• AIM OF THE EXERCISE: What is the number of lines below that contain the string "direkt"? Give it and nothing else.

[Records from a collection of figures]
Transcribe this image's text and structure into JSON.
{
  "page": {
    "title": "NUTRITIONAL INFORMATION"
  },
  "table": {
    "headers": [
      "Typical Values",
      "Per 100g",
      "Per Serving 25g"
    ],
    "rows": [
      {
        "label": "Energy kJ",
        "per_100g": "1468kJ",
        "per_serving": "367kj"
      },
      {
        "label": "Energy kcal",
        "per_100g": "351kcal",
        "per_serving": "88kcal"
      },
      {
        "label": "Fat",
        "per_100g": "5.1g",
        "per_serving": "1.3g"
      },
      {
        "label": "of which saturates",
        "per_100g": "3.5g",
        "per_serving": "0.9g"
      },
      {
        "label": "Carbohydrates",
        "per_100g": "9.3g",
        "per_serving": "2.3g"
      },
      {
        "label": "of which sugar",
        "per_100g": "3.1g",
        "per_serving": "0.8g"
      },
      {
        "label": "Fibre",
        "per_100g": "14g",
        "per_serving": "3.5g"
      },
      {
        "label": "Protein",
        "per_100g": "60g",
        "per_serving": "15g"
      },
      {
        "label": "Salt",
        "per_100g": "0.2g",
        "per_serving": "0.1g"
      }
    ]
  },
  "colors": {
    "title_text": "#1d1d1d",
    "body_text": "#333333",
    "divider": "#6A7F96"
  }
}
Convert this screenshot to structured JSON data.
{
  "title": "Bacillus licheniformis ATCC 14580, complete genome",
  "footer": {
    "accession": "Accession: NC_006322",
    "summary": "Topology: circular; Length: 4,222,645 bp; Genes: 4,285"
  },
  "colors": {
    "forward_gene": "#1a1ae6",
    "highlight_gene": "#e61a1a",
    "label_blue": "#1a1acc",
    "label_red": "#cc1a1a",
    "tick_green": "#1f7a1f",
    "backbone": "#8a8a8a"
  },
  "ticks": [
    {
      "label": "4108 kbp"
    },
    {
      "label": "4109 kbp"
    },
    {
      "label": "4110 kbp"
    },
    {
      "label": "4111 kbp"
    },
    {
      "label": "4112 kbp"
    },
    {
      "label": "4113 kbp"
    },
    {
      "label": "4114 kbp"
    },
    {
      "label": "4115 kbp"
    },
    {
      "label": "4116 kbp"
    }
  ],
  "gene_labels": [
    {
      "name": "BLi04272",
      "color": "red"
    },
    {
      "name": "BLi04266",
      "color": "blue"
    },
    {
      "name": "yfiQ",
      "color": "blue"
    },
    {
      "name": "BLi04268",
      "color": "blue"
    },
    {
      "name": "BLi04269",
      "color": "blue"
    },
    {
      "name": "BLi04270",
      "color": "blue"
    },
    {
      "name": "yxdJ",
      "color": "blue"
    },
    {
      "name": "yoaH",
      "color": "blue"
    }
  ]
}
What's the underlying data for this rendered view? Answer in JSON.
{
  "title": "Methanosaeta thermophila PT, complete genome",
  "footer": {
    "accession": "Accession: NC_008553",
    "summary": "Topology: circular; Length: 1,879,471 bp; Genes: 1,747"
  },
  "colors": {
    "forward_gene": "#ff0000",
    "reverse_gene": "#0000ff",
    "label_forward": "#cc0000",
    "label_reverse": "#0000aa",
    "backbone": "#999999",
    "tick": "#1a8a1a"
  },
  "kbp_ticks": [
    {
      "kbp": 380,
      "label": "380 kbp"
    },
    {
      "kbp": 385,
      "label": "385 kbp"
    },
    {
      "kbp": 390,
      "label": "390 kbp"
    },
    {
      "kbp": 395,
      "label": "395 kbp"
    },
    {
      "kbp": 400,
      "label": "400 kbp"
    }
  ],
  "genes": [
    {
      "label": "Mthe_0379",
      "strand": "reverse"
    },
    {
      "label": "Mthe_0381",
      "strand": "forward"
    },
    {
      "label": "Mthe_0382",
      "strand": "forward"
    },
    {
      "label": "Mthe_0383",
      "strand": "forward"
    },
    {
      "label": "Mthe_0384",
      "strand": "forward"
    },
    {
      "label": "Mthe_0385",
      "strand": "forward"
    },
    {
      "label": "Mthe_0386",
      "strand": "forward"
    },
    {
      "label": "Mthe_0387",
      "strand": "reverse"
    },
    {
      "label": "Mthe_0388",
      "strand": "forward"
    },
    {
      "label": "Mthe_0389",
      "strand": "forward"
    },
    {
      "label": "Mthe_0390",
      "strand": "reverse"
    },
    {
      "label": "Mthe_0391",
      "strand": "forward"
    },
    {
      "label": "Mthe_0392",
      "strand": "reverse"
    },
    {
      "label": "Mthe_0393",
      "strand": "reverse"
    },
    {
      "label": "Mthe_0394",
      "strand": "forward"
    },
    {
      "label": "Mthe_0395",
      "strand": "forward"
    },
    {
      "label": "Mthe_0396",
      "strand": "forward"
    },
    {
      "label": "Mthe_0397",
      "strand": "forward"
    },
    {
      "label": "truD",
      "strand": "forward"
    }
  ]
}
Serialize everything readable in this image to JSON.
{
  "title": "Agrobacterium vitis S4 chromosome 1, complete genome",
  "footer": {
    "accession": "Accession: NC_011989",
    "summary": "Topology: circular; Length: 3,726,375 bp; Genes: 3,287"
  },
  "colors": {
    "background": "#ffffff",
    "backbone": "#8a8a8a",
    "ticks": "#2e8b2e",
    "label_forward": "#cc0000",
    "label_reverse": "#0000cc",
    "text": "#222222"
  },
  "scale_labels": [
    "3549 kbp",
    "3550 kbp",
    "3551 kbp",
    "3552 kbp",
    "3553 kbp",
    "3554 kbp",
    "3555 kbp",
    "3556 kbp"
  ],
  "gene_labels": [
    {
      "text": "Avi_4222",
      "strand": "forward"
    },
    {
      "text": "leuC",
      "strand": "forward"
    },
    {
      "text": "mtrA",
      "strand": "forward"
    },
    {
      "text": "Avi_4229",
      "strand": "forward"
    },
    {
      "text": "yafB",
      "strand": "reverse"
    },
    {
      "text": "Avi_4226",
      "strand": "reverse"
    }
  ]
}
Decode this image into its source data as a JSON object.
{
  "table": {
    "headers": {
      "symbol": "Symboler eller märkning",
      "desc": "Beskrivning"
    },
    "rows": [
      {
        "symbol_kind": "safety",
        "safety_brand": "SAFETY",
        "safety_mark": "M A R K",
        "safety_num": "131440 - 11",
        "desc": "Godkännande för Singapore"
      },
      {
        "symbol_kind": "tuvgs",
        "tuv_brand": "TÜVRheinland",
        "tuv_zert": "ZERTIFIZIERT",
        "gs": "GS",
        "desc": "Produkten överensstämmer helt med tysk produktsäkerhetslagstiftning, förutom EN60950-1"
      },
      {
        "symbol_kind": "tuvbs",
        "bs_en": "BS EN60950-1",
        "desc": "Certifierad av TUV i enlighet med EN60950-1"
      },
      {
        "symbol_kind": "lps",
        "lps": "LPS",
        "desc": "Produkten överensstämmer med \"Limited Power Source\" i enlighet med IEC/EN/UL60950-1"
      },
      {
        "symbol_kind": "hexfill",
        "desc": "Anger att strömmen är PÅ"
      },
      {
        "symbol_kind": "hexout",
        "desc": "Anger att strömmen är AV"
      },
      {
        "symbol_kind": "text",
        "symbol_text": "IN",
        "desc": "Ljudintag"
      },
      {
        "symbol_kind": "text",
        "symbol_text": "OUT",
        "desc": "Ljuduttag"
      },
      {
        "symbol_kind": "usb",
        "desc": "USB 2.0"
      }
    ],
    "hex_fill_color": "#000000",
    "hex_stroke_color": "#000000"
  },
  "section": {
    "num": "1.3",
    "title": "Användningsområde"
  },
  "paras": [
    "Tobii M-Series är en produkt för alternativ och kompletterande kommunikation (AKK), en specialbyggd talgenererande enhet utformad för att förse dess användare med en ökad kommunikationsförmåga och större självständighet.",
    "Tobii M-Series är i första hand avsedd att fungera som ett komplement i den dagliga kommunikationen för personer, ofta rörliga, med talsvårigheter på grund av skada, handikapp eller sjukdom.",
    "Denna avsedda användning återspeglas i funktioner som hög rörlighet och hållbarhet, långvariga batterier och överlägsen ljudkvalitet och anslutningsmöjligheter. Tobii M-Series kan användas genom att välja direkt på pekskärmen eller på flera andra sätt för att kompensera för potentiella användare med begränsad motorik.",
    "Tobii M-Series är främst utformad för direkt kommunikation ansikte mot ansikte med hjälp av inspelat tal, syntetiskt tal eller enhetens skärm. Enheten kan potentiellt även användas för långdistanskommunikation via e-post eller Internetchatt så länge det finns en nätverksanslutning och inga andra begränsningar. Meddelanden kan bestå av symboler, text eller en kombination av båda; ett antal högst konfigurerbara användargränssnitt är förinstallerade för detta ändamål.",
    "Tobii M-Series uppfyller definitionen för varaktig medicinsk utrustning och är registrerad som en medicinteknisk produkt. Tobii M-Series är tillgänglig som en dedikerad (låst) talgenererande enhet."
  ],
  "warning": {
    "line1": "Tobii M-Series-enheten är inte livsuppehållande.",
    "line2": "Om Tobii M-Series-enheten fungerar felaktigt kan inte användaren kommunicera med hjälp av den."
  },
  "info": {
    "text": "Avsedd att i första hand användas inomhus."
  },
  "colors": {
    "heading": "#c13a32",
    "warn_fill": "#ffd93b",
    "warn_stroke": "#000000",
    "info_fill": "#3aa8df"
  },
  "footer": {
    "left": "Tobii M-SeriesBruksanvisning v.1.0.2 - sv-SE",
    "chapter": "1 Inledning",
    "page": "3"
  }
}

• SOLUTION TO THE EXERCISE: 2